**Problem requirements:** Can you carry on the mailing-list exchange about Elasticsearch's actionGet() blocking and timeouts, starting right after its final line?

**Passage provided:**
** Start **
Yes, actionGet() can be traced down to AbstractQueueSynchronizer's
acquireSharedInterruptibly(-1) call

http://docs.oracle.com/javase/7/docs/api/java/util/concurrent/locks/AbstractQueuedSynchronizer.html#acquireSharedInterruptibly(int)

in org.elasticsearch.common.util.concurrent.BaseFuture which "waits"
forever until interrupted. But there are twin methods, like actionGet(long
millis), that time out.

Jörg


On Mon, Jul 7, 2014 at 7:53 PM, Ivan Brusic <[email protected]> wrote:

> Still analyzing all the logs and dumps that I have accumulated so far, but
> it looks like the blocking socket appender might be the issue. After that
> node exhausts all of its search threads, the TransportClient will still
> issue requests to it, although other nodes do not have issues. After a
> while, the client application will also be blocked waiting for
> Elasticsearch to return.
>
> I removed logging for now, will re-implement it with a service that reads
> directly from the duplicate file-based log. Although I have a timeout
> specific for my query, my recollection of the search code is that it only
> applies to the Lucene LimitedCollector (its been a while since I looked at
> that code). The next step should be to add an explicit timeout
> to actionGet(). Is the default basically no wait?
** End **
**Items:**
** Start **
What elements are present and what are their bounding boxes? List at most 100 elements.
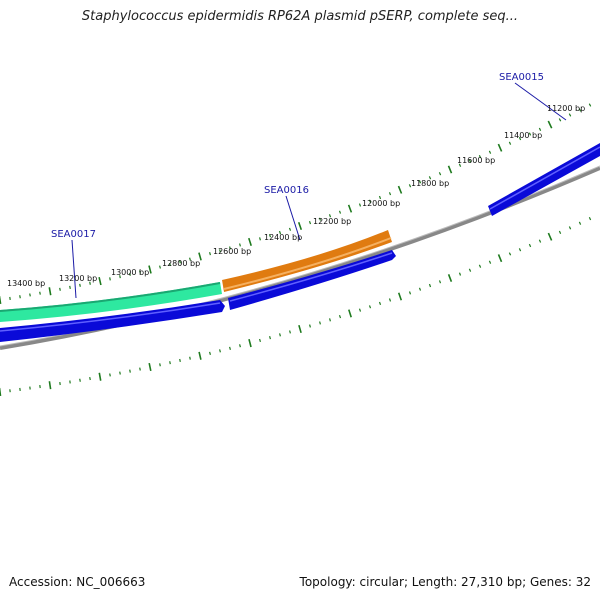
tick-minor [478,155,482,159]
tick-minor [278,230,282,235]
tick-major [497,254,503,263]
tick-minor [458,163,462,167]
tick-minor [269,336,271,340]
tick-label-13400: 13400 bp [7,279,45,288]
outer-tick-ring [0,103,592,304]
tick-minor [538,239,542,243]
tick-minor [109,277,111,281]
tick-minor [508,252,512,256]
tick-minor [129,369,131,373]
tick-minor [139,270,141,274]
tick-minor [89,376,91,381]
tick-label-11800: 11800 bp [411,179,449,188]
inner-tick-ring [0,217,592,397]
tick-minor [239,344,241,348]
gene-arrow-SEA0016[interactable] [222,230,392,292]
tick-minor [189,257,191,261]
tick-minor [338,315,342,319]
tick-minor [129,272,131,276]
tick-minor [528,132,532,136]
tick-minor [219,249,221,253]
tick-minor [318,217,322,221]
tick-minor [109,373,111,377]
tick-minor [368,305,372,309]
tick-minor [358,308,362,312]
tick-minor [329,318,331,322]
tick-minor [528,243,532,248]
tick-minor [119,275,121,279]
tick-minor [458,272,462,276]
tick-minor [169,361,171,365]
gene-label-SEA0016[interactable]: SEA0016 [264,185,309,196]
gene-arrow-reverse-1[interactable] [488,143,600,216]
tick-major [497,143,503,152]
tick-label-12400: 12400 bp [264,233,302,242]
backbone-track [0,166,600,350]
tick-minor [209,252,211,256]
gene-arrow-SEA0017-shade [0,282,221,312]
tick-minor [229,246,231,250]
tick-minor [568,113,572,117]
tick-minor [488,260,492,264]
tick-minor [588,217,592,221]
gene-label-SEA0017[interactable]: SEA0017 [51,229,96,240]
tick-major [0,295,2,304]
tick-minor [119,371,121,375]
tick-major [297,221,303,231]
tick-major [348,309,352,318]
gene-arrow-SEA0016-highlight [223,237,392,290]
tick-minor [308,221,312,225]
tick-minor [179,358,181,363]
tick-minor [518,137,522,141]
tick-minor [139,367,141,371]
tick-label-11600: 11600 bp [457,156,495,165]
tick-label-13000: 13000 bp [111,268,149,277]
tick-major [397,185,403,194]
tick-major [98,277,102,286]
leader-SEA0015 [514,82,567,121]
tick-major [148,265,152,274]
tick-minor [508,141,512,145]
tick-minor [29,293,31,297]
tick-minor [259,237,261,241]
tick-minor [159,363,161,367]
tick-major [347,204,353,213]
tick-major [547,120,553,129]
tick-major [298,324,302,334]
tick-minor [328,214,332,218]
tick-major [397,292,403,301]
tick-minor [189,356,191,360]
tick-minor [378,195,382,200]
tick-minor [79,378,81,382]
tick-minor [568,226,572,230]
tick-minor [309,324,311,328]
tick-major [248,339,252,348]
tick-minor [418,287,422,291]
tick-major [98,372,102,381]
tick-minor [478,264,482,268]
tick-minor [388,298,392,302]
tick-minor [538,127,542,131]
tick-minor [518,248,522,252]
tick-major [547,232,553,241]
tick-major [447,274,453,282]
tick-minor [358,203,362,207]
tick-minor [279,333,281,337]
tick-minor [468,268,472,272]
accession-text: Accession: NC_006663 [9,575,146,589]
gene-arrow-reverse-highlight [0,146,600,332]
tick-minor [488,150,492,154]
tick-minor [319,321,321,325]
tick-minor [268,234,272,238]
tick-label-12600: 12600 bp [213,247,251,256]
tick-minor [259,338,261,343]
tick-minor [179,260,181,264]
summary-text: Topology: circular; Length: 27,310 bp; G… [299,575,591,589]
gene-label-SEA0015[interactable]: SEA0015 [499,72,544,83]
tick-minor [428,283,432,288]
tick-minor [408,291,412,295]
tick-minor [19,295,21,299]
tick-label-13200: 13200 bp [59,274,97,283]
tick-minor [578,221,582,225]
** End **
**Result:**
>
> It might be a challenge for the cluster engine to not delegate queries to
> overloaded servers.
>
> Cheers,
>
> Ivan
>
>
> On Sun, Jul 6, 2014 at 2:36 PM, [email protected] <
> [email protected]> wrote:
>
>> Yes, socket appender blocks. Maybe the async appender of log4j can do
>> better ...
>>
>> http://ricardozuasti.com/2009/asynchronous-logging-with-log4j/
>>
>> Jörg
>>
>>
>> On Sun, Jul 6, 2014 at 11:22 PM, Ivan Brusic <[email protected]> wrote:
>>
>>> Forgot to mention the thread dumps. I have taken them before, but not
>>> this time. Most of the block search thead pools are stuck in log4j.
>>>
>>> https://gist.github.com/brusic/fc12536d8e5706ec9c32
>>>
>>> I do have a socket appender to logstash (elasticsearch logs in
>>> elasticsearch!). Let me debug this connection.
>>>
>>> --
>>> Ivan
>>>
>>>
>>> On Sun, Jul 6, 2014 at 1:55 PM, [email protected] <
>>> [email protected]> wrote:
>>>
>>>> Can be anything seen in a thread dump what looks like stray queries?
>>>> Maybe some facet queries hanged while resources went low and never
>>>> returned?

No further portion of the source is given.